### PASSAGE PROVIDED
◇ ◇ ◇ ◇ ◇

He sculpted several pieces in which mannequins were the work of art, presenting in 2005 a selection of his work in the solo exhibition entitled Between the spiritual and the mundane in Praxis Gallery, Mexico City (since 2008 Alfredo Ginocchio Gallery), receiving diverse reviews for his use of familiar objects to express his search of volume in sculpture.

In October 2003 he founded, together with colleagues from the Mexican artistic and cultural world, the contemporary arts and lifestyle magazine FAHRENHEITº, being its editorial director since then. This publication has been studied and presented as part of the Mexican magazines of art and culture of the first two decades of the Twenty First Century. For several years he was also head of the column "Chess. Bishop and Aleph" which appeared in the bimonthly printed magazine.

As editorial director of FAHRENHEIT°, he made the transit of the publication to its digital version, launching in 2009 its website in French, English and Spanish, and with the time it became available in other languages. FAHRENHEIT° is also a channel of contemporary arts and lifestyle news, which has begun to venture into the field of international news.

From 2013 to 2016 he was also the editorial director of the weekly cultural section “FAHRENHEITº”, published in the national newspaper Excélsior. During its history (d. March 18, 1917), Excélsior has given voice to various characters of the Mexican cultural environment. The publications arising from its pages (supplements, sections and magazines), among which is Plural, the literary magazine run by the Mexican writer, Nobel Prize in Literature, Octavio Paz, from its origin (October, 1971) to the “Excelsior beat” when he left the direction of the magazine (July, 1976), founding then the magazine Vuelta, although Plural was published until December 1994.

As a member of the Mexican cultural world, Marshall Tikalova has been part of selection committees in national and international art competitions, such as Miradas Cruzadas in collaboration with the Alliance Française in Mexico, the French Embassy in Mexico, the Image Center, the National Center of the Arts, the National Council for Culture and Arts (currently Secretariat of Culture) and the Museum of Mexico City, or Caminos de la Libertad, in collaboration with Fundación Azteca. He has recently being part of the 7th generation's faculty from Luxurylab Institute, in Mexico City.

◇ ◇ ◇ ◇ ◇

### DATA RECORDS

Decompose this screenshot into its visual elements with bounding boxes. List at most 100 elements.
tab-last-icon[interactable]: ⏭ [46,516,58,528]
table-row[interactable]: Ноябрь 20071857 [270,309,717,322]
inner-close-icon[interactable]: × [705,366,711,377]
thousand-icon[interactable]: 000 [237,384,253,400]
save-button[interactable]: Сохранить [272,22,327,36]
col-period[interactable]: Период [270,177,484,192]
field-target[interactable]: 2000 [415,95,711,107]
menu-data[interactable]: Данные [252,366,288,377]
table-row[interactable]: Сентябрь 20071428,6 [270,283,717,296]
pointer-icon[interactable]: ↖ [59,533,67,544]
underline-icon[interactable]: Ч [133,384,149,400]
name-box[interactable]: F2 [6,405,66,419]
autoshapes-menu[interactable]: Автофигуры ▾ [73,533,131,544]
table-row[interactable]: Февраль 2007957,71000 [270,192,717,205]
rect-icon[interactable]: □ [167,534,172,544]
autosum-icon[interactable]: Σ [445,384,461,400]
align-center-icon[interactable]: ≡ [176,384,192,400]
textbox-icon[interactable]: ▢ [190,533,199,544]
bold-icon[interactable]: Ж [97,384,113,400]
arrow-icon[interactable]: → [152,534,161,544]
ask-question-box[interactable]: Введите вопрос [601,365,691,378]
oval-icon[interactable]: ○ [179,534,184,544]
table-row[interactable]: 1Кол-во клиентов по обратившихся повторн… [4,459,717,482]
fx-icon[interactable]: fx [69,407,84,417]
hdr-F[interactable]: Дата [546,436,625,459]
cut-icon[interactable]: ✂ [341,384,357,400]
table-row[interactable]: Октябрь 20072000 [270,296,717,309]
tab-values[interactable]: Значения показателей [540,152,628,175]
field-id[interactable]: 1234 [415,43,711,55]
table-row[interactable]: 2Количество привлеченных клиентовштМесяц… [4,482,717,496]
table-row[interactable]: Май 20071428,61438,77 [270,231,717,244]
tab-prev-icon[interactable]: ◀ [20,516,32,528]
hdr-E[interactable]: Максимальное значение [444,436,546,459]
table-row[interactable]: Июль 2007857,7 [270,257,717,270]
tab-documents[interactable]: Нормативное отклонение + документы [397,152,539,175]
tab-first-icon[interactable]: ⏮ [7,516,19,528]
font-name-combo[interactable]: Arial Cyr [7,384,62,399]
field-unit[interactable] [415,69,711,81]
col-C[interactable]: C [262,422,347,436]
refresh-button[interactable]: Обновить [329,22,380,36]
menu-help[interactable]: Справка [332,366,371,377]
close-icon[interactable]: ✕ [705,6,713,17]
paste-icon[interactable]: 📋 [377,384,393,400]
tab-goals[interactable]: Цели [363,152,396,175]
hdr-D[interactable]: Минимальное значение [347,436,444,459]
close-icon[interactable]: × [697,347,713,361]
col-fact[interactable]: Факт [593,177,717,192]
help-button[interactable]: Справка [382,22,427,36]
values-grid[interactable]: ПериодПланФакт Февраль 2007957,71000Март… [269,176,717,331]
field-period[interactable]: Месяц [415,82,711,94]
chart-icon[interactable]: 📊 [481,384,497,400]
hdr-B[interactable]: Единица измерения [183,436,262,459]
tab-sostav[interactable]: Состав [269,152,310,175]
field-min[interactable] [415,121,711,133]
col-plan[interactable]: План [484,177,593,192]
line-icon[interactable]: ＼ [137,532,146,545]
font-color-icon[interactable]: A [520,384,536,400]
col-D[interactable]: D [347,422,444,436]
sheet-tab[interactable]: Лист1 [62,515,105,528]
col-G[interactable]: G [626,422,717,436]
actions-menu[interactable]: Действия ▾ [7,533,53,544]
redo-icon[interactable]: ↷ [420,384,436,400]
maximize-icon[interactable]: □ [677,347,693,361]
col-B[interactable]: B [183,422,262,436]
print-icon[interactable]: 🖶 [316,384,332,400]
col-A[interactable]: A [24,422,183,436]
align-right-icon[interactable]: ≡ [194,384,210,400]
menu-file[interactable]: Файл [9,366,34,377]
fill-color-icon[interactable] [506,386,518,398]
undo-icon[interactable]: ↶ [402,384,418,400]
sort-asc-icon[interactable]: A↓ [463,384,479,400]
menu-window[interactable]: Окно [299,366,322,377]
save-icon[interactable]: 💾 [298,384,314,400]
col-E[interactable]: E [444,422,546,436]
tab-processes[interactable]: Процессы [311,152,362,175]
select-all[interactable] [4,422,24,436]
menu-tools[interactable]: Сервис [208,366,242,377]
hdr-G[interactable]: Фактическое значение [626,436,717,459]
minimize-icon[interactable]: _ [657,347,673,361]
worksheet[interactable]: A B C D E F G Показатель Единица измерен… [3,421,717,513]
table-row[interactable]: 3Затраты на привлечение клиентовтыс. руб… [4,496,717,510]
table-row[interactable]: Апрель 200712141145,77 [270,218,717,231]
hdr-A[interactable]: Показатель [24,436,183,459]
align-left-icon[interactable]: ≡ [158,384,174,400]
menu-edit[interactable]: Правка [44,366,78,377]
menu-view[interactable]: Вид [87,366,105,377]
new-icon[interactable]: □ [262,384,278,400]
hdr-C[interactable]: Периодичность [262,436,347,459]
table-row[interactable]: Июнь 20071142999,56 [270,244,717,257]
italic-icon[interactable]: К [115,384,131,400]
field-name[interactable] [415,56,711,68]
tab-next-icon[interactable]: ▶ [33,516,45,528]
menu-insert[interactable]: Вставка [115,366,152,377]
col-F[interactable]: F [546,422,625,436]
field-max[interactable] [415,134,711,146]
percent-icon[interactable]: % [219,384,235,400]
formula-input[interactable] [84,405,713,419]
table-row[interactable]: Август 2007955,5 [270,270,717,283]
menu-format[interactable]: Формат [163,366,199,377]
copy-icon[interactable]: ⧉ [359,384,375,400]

◇ ◇ ◇ ◇ ◇

### WORK REQUEST 1
Write out the part of the passage about Marshall Tikalova that begins at the words "From 2013 to" and stops after the words "until December 1994.".
### WORK REQUEST 2
Continue the passage about Marshall Tikalova with the next part, after its last sentence.

### ANSWER AREA 1
From 2013 to 2016 he was also the editorial director of the weekly cultural section “FAHRENHEITº”, published in the national newspaper Excélsior. During its history (d. March 18, 1917), Excélsior has given voice to various characters of the Mexican cultural environment. The publications arising from its pages (supplements, sections and magazines), among which is Plural, the literary magazine run by the Mexican writer, Nobel Prize in Literature, Octavio Paz, from its origin (October, 1971) to the “Excelsior beat” when he left the direction of the magazine (July, 1976), founding then the magazine Vuelta, although Plural was published until December 1994.

### ANSWER AREA 2
In 2010 he was invited to join the Board of Directors of the Federation of Alliances Françaises in Mexico, and in 2011 he founded with the French Ambassador in Mexico and Marie-Jo Paz, widow of Octavio Paz, the Circle Victor Hugo for the Arts in Mexico, to promote cultural exchange between France and Mexico and the Francophonie, and serves as its president. In 2014 Mexico became observer country of the Organisation Internationale de la Francophonie (OIF). In his role as advisor, he currently serves as the Director of Brokerage and International Advisor from the United States Foreign Trade Institute.

== Honors ==
- Knight of Magistral Grace of the Sovereign Order of Malta (Sovereign Military Hospitaller Order of Saint John of Jerusalem, of Rhodes and of Malta). Marshall Tikalova received the Investiture as Knight of Magistral Grace on June 24, 2021, at the Apostolic Nunciature to Mexico.
- Knight of the Order of Arts and Letters of France. This recognition rewards, as the Order says, "the peoples who have distinguished themselves by their creations in the literary or artistic domain or the contribution they have made to the splendor of the arts and letters in France and in the world", and was given by the Government of France after having been authorized by decree of Felipe Calderon, President of Mexico in the Official Journal of the Federation.